Set all the material down again unchanged, without the pictures.

[Records from a data collection]
__________________________________________________
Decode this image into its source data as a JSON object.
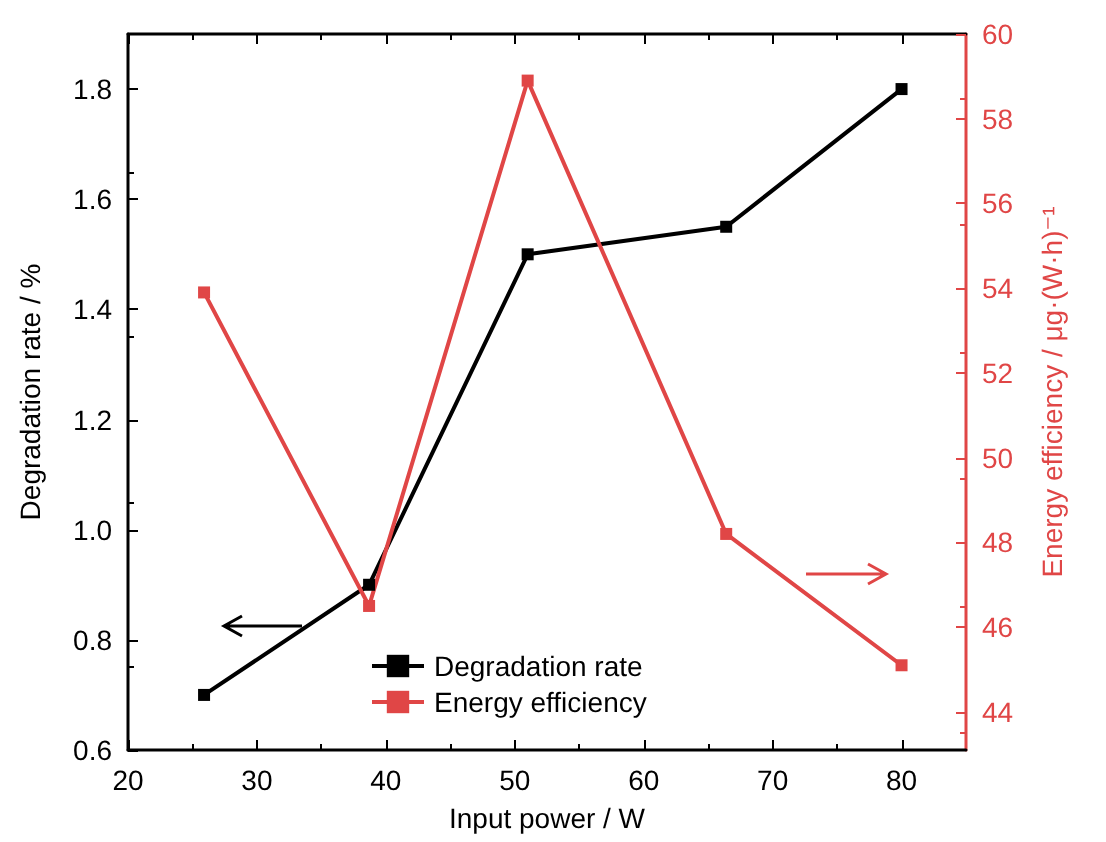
{
  "chart_data": {
    "type": "line",
    "x": [
      25.9,
      38.7,
      51,
      66.4,
      80
    ],
    "series": [
      {
        "name": "Degradation rate",
        "color": "#000000",
        "values": [
          0.7,
          0.9,
          1.5,
          1.55,
          1.8
        ]
      },
      {
        "name": "Energy efficiency",
        "color": "#e04646",
        "axis": "y2",
        "values": [
          53.9,
          46.5,
          58.9,
          48.2,
          45.1
        ]
      }
    ],
    "xlabel": "Input power / W",
    "ylabel": "Degradation rate / %",
    "y2label": "Energy efficiency / μg·(W·h)⁻¹",
    "xlim": [
      20,
      85
    ],
    "xticks": [
      20,
      30,
      40,
      50,
      60,
      70,
      80
    ],
    "ylim": [
      0.6,
      1.9
    ],
    "yticks": [
      0.6,
      0.8,
      {
        "value": 1,
        "label": "1.0"
      },
      1.2,
      1.4,
      1.6,
      1.8
    ],
    "y2lim": [
      43.1,
      60
    ],
    "y2ticks": [
      44,
      46,
      48,
      50,
      52,
      54,
      56,
      58,
      60
    ],
    "marker": "square",
    "line_style": "solid",
    "legend": "bottom",
    "grid": false
  }
}
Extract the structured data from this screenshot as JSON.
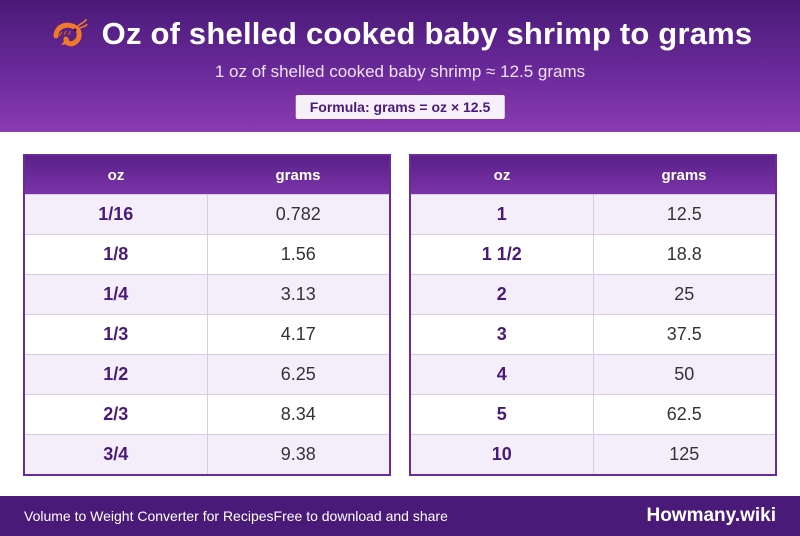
{
  "header": {
    "title": "Oz of shelled cooked baby shrimp to grams",
    "subtitle": "1 oz of shelled cooked baby shrimp ≈ 12.5 grams",
    "formula": "Formula: grams = oz × 12.5",
    "icon": "shrimp-icon"
  },
  "table_left": {
    "headers": {
      "oz": "oz",
      "grams": "grams"
    },
    "rows": [
      {
        "oz": "1/16",
        "grams": "0.782"
      },
      {
        "oz": "1/8",
        "grams": "1.56"
      },
      {
        "oz": "1/4",
        "grams": "3.13"
      },
      {
        "oz": "1/3",
        "grams": "4.17"
      },
      {
        "oz": "1/2",
        "grams": "6.25"
      },
      {
        "oz": "2/3",
        "grams": "8.34"
      },
      {
        "oz": "3/4",
        "grams": "9.38"
      }
    ]
  },
  "table_right": {
    "headers": {
      "oz": "oz",
      "grams": "grams"
    },
    "rows": [
      {
        "oz": "1",
        "grams": "12.5"
      },
      {
        "oz": "1 1/2",
        "grams": "18.8"
      },
      {
        "oz": "2",
        "grams": "25"
      },
      {
        "oz": "3",
        "grams": "37.5"
      },
      {
        "oz": "4",
        "grams": "50"
      },
      {
        "oz": "5",
        "grams": "62.5"
      },
      {
        "oz": "10",
        "grams": "125"
      }
    ]
  },
  "footer": {
    "left_text": "Volume to Weight Converter for Recipes",
    "middle_text": "Free to download and share",
    "brand": "Howmany.wiki"
  },
  "colors": {
    "primary": "#4a1a78",
    "accent": "#7a34a8",
    "row_alt": "#f3eefa"
  }
}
__________________________________________________
Expected answer
Decode this image into its source data as a JSON object.
{
  "chart_data": {
    "type": "line",
    "x": [
      25.9,
      38.7,
      51,
      66.4,
      80
    ],
    "series": [
      {
        "name": "Degradation rate",
        "color": "#000000",
        "values": [
          0.7,
          0.9,
          1.5,
          1.55,
          1.8
        ]
      },
      {
        "name": "Energy efficiency",
        "color": "#e04646",
        "axis": "y2",
        "values": [
          53.9,
          46.5,
          58.9,
          48.2,
          45.1
        ]
      }
    ],
    "xlabel": "Input power / W",
    "ylabel": "Degradation rate / %",
    "y2label": "Energy efficiency / μg·(W·h)⁻¹",
    "xlim": [
      20,
      85
    ],
    "xticks": [
      20,
      30,
      40,
      50,
      60,
      70,
      80
    ],
    "ylim": [
      0.6,
      1.9
    ],
    "yticks": [
      0.6,
      0.8,
      {
        "value": 1,
        "label": "1.0"
      },
      1.2,
      1.4,
      1.6,
      1.8
    ],
    "y2lim": [
      43.1,
      60
    ],
    "y2ticks": [
      44,
      46,
      48,
      50,
      52,
      54,
      56,
      58,
      60
    ],
    "marker": "square",
    "line_style": "solid",
    "legend": "bottom",
    "grid": false
  }
}
Extract the structured data from this screenshot as JSON.
{
  "header": {
    "title": "Oz of shelled cooked baby shrimp to grams",
    "subtitle": "1 oz of shelled cooked baby shrimp ≈ 12.5 grams",
    "formula": "Formula: grams = oz × 12.5",
    "icon": "shrimp-icon"
  },
  "table_left": {
    "headers": {
      "oz": "oz",
      "grams": "grams"
    },
    "rows": [
      {
        "oz": "1/16",
        "grams": "0.782"
      },
      {
        "oz": "1/8",
        "grams": "1.56"
      },
      {
        "oz": "1/4",
        "grams": "3.13"
      },
      {
        "oz": "1/3",
        "grams": "4.17"
      },
      {
        "oz": "1/2",
        "grams": "6.25"
      },
      {
        "oz": "2/3",
        "grams": "8.34"
      },
      {
        "oz": "3/4",
        "grams": "9.38"
      }
    ]
  },
  "table_right": {
    "headers": {
      "oz": "oz",
      "grams": "grams"
    },
    "rows": [
      {
        "oz": "1",
        "grams": "12.5"
      },
      {
        "oz": "1 1/2",
        "grams": "18.8"
      },
      {
        "oz": "2",
        "grams": "25"
      },
      {
        "oz": "3",
        "grams": "37.5"
      },
      {
        "oz": "4",
        "grams": "50"
      },
      {
        "oz": "5",
        "grams": "62.5"
      },
      {
        "oz": "10",
        "grams": "125"
      }
    ]
  },
  "footer": {
    "left_text": "Volume to Weight Converter for Recipes",
    "middle_text": "Free to download and share",
    "brand": "Howmany.wiki"
  },
  "colors": {
    "primary": "#4a1a78",
    "accent": "#7a34a8",
    "row_alt": "#f3eefa"
  }
}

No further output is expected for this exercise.